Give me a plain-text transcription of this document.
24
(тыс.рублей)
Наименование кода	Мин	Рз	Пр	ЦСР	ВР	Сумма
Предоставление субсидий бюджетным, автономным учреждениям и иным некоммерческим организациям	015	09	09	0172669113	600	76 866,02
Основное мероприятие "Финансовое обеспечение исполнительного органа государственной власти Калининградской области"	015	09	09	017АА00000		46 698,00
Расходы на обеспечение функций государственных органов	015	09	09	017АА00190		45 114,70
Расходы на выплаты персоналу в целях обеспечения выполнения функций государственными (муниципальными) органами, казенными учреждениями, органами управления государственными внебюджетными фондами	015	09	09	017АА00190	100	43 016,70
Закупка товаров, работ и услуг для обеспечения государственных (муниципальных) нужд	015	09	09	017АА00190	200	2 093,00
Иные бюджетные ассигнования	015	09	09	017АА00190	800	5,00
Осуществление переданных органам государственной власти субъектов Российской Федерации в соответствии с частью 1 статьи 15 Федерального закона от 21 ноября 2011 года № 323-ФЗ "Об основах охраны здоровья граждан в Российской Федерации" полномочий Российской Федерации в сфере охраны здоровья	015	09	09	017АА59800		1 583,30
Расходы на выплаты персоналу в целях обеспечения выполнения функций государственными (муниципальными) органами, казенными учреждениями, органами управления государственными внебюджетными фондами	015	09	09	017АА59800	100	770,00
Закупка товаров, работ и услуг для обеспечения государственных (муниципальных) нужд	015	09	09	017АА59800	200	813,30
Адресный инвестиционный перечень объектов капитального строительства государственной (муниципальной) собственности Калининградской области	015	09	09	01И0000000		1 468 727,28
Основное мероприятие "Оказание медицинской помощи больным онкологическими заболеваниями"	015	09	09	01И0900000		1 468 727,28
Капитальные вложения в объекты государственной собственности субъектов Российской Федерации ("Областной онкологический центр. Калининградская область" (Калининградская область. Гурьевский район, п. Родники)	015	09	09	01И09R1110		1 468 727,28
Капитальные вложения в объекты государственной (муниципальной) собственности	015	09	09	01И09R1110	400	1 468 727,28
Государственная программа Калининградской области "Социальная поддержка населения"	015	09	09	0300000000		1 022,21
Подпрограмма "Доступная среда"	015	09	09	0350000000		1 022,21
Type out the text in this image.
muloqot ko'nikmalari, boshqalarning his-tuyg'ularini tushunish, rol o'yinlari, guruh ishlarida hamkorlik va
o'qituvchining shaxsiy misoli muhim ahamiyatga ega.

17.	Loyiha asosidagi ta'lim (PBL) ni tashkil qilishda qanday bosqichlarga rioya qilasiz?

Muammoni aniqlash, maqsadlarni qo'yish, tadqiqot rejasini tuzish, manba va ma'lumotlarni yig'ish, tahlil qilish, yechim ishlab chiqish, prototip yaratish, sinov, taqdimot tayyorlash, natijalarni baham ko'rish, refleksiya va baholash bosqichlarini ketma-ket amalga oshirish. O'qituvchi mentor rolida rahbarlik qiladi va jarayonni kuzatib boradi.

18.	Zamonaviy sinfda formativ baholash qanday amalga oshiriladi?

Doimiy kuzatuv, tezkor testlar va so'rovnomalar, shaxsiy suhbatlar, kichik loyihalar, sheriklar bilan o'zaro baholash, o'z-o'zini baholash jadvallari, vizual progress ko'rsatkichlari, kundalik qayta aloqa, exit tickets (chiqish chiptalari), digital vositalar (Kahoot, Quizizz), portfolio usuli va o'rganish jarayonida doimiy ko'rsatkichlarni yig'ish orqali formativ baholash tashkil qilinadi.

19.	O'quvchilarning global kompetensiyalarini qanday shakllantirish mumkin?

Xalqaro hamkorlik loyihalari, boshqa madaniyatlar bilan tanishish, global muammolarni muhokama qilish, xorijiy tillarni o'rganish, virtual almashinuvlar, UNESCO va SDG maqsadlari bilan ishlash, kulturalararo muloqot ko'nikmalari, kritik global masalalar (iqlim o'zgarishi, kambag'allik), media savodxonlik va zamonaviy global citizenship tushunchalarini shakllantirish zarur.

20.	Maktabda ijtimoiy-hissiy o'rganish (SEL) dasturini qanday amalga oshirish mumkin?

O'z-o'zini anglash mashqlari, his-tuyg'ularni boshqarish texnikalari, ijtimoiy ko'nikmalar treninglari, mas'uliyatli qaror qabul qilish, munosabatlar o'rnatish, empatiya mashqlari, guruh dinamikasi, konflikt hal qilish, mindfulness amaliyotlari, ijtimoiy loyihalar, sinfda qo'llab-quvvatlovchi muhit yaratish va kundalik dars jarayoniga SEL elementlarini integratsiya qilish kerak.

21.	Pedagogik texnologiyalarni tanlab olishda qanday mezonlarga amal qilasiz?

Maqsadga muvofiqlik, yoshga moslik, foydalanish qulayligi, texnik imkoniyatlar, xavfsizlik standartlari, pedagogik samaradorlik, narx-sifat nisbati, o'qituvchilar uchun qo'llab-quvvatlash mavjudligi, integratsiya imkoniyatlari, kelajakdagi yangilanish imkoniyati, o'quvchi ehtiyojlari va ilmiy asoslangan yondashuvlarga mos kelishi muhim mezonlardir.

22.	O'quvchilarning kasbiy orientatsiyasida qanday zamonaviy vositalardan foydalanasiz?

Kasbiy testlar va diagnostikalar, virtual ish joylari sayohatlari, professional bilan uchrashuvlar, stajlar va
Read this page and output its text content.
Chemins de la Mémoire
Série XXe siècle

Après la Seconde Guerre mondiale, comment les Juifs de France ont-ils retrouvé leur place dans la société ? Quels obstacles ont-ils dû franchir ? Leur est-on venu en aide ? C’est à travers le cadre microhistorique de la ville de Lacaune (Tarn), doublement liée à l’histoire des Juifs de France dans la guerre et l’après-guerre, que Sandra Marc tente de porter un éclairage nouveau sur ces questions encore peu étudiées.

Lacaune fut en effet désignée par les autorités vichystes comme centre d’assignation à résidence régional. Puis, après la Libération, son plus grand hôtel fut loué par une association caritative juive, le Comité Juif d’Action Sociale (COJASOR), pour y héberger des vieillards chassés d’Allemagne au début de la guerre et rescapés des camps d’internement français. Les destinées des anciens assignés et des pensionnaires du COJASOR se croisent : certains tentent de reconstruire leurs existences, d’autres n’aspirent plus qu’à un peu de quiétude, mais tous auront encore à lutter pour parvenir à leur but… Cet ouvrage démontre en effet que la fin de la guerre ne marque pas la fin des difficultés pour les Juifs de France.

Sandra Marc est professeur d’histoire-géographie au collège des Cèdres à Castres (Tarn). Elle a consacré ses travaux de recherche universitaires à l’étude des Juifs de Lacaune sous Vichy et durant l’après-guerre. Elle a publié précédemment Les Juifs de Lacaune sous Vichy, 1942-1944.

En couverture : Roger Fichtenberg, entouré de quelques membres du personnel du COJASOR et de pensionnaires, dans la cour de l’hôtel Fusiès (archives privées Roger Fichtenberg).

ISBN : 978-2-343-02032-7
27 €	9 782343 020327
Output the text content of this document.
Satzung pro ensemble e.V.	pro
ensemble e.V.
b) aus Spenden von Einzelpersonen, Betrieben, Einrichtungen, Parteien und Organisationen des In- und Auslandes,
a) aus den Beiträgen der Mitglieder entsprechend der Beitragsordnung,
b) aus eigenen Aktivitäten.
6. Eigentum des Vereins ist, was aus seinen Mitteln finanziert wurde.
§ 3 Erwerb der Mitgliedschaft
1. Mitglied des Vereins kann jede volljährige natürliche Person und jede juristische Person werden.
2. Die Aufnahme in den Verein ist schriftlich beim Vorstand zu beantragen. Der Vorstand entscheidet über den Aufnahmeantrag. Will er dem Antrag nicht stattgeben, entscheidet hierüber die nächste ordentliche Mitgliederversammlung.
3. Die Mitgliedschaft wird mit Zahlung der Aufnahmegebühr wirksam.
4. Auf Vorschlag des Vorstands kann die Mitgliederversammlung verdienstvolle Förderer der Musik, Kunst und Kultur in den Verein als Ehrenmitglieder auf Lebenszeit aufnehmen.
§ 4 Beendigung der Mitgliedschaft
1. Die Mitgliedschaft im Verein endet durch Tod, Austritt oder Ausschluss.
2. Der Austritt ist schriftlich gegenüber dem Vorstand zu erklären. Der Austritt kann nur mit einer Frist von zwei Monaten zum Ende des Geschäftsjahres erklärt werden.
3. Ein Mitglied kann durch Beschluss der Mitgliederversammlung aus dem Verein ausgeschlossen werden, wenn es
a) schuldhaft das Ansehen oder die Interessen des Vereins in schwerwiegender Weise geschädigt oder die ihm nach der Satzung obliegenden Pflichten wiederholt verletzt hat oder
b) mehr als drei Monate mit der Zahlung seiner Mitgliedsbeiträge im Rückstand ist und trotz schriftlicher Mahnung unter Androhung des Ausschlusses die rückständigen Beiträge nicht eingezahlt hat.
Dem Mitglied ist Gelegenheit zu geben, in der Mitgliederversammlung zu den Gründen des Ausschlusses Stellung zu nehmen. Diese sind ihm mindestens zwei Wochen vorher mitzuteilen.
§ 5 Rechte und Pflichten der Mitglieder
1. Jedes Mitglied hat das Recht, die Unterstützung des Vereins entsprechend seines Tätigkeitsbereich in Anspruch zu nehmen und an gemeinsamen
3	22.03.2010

*****

### TASK REQUIREMENTS
Gather up the lines that contain the word "нужд".

### RESPONSE TO THIS TASK
Закупка товаров, работ и услуг для обеспечения государственных (муниципальных) нужд	015	09	09	017АА00190	200	2 093,00
Закупка товаров, работ и услуг для обеспечения государственных (муниципальных) нужд	015	09	09	017АА59800	200	813,30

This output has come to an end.